• _Problem details_
Retype each line exactly. Skip images.

Dataset records on visual material:
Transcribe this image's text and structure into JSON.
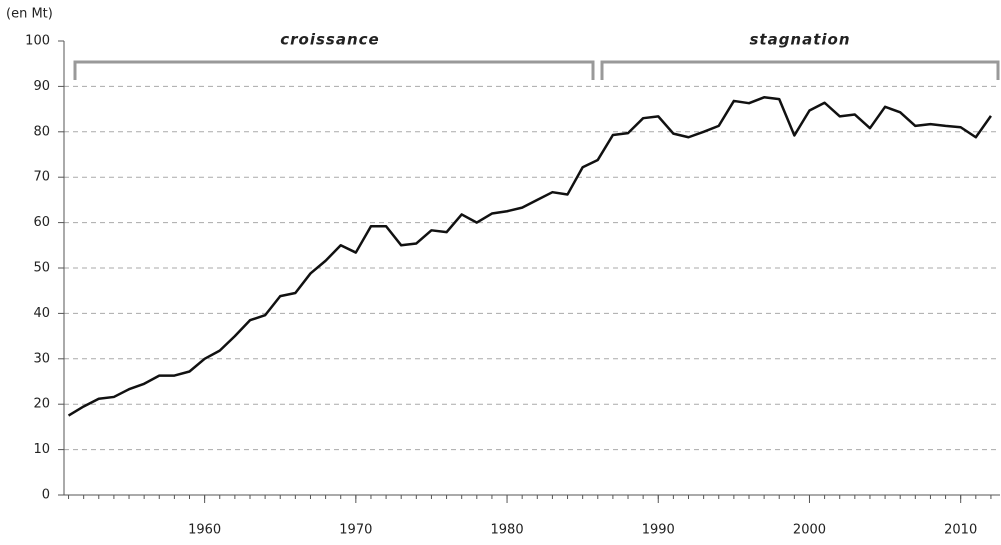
{
  "chart_data": {
    "type": "line",
    "y_label": "(en Mt)",
    "annotations": [
      "croissance",
      "stagnation"
    ],
    "x": [
      1951,
      1952,
      1953,
      1954,
      1955,
      1956,
      1957,
      1958,
      1959,
      1960,
      1961,
      1962,
      1963,
      1964,
      1965,
      1966,
      1967,
      1968,
      1969,
      1970,
      1971,
      1972,
      1973,
      1974,
      1975,
      1976,
      1977,
      1978,
      1979,
      1980,
      1981,
      1982,
      1983,
      1984,
      1985,
      1986,
      1987,
      1988,
      1989,
      1990,
      1991,
      1992,
      1993,
      1994,
      1995,
      1996,
      1997,
      1998,
      1999,
      2000,
      2001,
      2002,
      2003,
      2004,
      2005,
      2006,
      2007,
      2008,
      2009,
      2010,
      2011,
      2012
    ],
    "series": [
      {
        "color": "#111111",
        "values": [
          17.5,
          19.5,
          21.2,
          21.6,
          23.3,
          24.5,
          26.3,
          26.3,
          27.2,
          30,
          31.8,
          35,
          38.5,
          39.6,
          43.8,
          44.5,
          48.8,
          51.6,
          55,
          53.4,
          59.2,
          59.2,
          55,
          55.4,
          58.3,
          57.9,
          61.8,
          60,
          62,
          62.5,
          63.3,
          65,
          66.7,
          66.2,
          72.2,
          73.8,
          79.3,
          79.7,
          83,
          83.4,
          79.6,
          78.8,
          80,
          81.3,
          86.8,
          86.3,
          87.6,
          87.2,
          79.2,
          84.7,
          86.4,
          83.4,
          83.8,
          80.8,
          85.5,
          84.3,
          81.3,
          81.7,
          81.3,
          81,
          78.8,
          83.5
        ]
      }
    ],
    "xlim": [
      1950.7,
      2012.6
    ],
    "ylim": [
      0,
      100
    ],
    "xticks": [
      1960,
      1970,
      1980,
      1990,
      2000,
      2010
    ],
    "yticks": [
      0,
      10,
      20,
      30,
      40,
      50,
      60,
      70,
      80,
      90,
      100
    ],
    "grid": true
  }
}
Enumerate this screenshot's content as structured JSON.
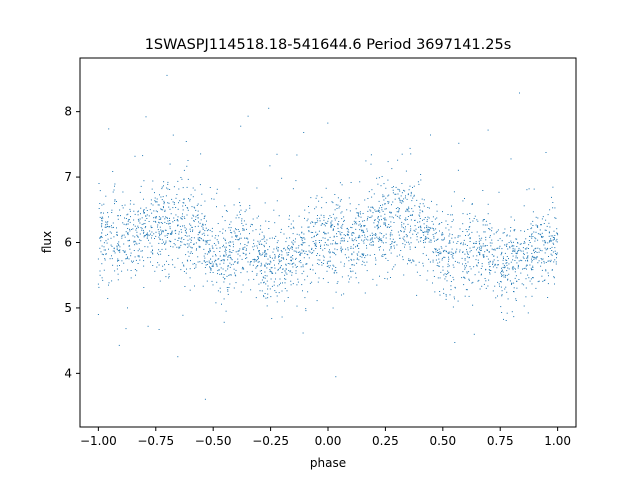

• _Problem solution_
Transcribe this image's text and structure into JSON.
{
  "chart_data": {
    "type": "line",
    "y_label": "(en Mt)",
    "annotations": [
      "croissance",
      "stagnation"
    ],
    "x": [
      1951,
      1952,
      1953,
      1954,
      1955,
      1956,
      1957,
      1958,
      1959,
      1960,
      1961,
      1962,
      1963,
      1964,
      1965,
      1966,
      1967,
      1968,
      1969,
      1970,
      1971,
      1972,
      1973,
      1974,
      1975,
      1976,
      1977,
      1978,
      1979,
      1980,
      1981,
      1982,
      1983,
      1984,
      1985,
      1986,
      1987,
      1988,
      1989,
      1990,
      1991,
      1992,
      1993,
      1994,
      1995,
      1996,
      1997,
      1998,
      1999,
      2000,
      2001,
      2002,
      2003,
      2004,
      2005,
      2006,
      2007,
      2008,
      2009,
      2010,
      2011,
      2012
    ],
    "series": [
      {
        "color": "#111111",
        "values": [
          17.5,
          19.5,
          21.2,
          21.6,
          23.3,
          24.5,
          26.3,
          26.3,
          27.2,
          30,
          31.8,
          35,
          38.5,
          39.6,
          43.8,
          44.5,
          48.8,
          51.6,
          55,
          53.4,
          59.2,
          59.2,
          55,
          55.4,
          58.3,
          57.9,
          61.8,
          60,
          62,
          62.5,
          63.3,
          65,
          66.7,
          66.2,
          72.2,
          73.8,
          79.3,
          79.7,
          83,
          83.4,
          79.6,
          78.8,
          80,
          81.3,
          86.8,
          86.3,
          87.6,
          87.2,
          79.2,
          84.7,
          86.4,
          83.4,
          83.8,
          80.8,
          85.5,
          84.3,
          81.3,
          81.7,
          81.3,
          81,
          78.8,
          83.5
        ]
      }
    ],
    "xlim": [
      1950.7,
      2012.6
    ],
    "ylim": [
      0,
      100
    ],
    "xticks": [
      1960,
      1970,
      1980,
      1990,
      2000,
      2010
    ],
    "yticks": [
      0,
      10,
      20,
      30,
      40,
      50,
      60,
      70,
      80,
      90,
      100
    ],
    "grid": true
  }
}
Enumerate this screenshot's content as structured JSON.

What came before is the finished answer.